GIVEN EXERCISE
Count the lines below that contain the word "color", and reply with that number alone.

DATA PROVIDED
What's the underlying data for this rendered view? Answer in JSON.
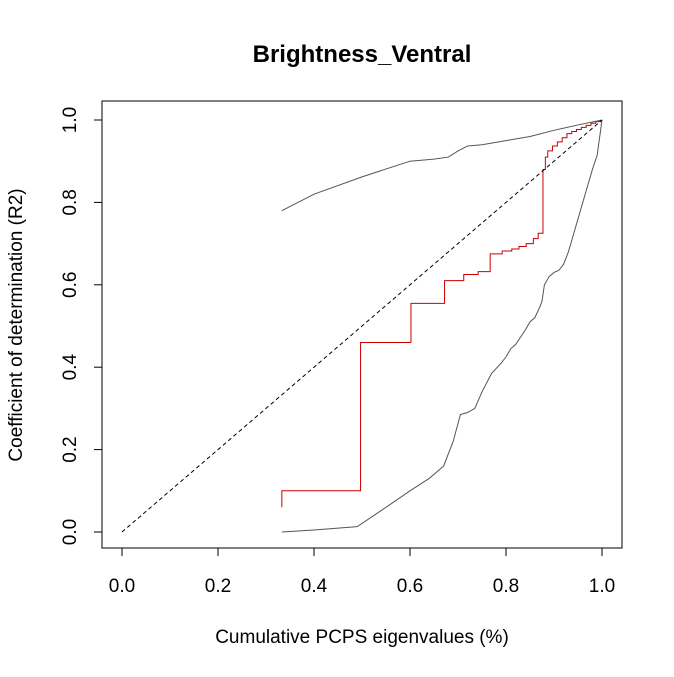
{
  "chart_data": {
    "type": "line",
    "title": "Brightness_Ventral",
    "xlabel": "Cumulative PCPS eigenvalues (%)",
    "ylabel": "Coefficient of determination (R2)",
    "xlim": [
      0.0,
      1.0
    ],
    "ylim": [
      0.0,
      1.0
    ],
    "x_ticks": [
      "0.0",
      "0.2",
      "0.4",
      "0.6",
      "0.8",
      "1.0"
    ],
    "y_ticks": [
      "0.0",
      "0.2",
      "0.4",
      "0.6",
      "0.8",
      "1.0"
    ],
    "grid": false,
    "legend": "none",
    "series": [
      {
        "color": "#cc0000",
        "style": "step",
        "x": [
          0.333,
          0.333,
          0.497,
          0.602,
          0.672,
          0.712,
          0.742,
          0.767,
          0.792,
          0.812,
          0.827,
          0.842,
          0.857,
          0.867,
          0.877,
          0.882,
          0.887,
          0.897,
          0.907,
          0.917,
          0.927,
          0.937,
          0.947,
          0.957,
          0.967,
          0.977,
          0.987,
          0.997
        ],
        "y": [
          0.06,
          0.1,
          0.46,
          0.555,
          0.61,
          0.625,
          0.632,
          0.675,
          0.682,
          0.687,
          0.693,
          0.7,
          0.712,
          0.725,
          0.88,
          0.91,
          0.925,
          0.937,
          0.947,
          0.957,
          0.967,
          0.972,
          0.977,
          0.982,
          0.987,
          0.992,
          0.996,
          1.0
        ]
      },
      {
        "color": "#555555",
        "style": "line",
        "x": [
          0.333,
          0.4,
          0.5,
          0.6,
          0.65,
          0.68,
          0.7,
          0.72,
          0.75,
          0.8,
          0.85,
          0.9,
          0.95,
          1.0
        ],
        "y": [
          0.78,
          0.82,
          0.862,
          0.9,
          0.905,
          0.91,
          0.925,
          0.937,
          0.94,
          0.95,
          0.96,
          0.975,
          0.988,
          1.0
        ]
      },
      {
        "color": "#555555",
        "style": "line",
        "x": [
          0.333,
          0.4,
          0.49,
          0.55,
          0.6,
          0.64,
          0.67,
          0.69,
          0.705,
          0.72,
          0.735,
          0.75,
          0.77,
          0.79,
          0.8,
          0.81,
          0.82,
          0.84,
          0.85,
          0.86,
          0.87,
          0.875,
          0.88,
          0.89,
          0.9,
          0.91,
          0.92,
          0.93,
          0.94,
          0.95,
          0.96,
          0.97,
          0.98,
          0.99,
          1.0
        ],
        "y": [
          0.0,
          0.005,
          0.013,
          0.06,
          0.1,
          0.13,
          0.16,
          0.22,
          0.285,
          0.29,
          0.3,
          0.34,
          0.385,
          0.41,
          0.425,
          0.445,
          0.455,
          0.49,
          0.51,
          0.52,
          0.545,
          0.56,
          0.6,
          0.62,
          0.63,
          0.635,
          0.65,
          0.68,
          0.72,
          0.76,
          0.8,
          0.84,
          0.88,
          0.915,
          1.0
        ]
      },
      {
        "color": "#000000",
        "style": "dashed",
        "x": [
          0.0,
          1.0
        ],
        "y": [
          0.0,
          1.0
        ]
      }
    ]
  }
}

TASK RESULT
4